**REQUIREMENTS**.
All entries are to be given again verbatim.

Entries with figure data
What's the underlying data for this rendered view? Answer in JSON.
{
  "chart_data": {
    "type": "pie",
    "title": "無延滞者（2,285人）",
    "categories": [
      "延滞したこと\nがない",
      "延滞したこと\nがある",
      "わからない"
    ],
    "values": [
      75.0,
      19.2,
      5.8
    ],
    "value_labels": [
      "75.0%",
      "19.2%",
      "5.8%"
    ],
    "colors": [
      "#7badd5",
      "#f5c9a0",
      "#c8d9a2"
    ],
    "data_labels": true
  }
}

**THE REPLY**.
What's the underlying data for this rendered view? Answer in JSON.
{
  "chart_data": {
    "type": "pie",
    "title": "無延滞者（2,285人）",
    "categories": [
      "延滞したこと\nがない",
      "延滞したこと\nがある",
      "わからない"
    ],
    "values": [
      75.0,
      19.2,
      5.8
    ],
    "value_labels": [
      "75.0%",
      "19.2%",
      "5.8%"
    ],
    "colors": [
      "#7badd5",
      "#f5c9a0",
      "#c8d9a2"
    ],
    "data_labels": true
  }
}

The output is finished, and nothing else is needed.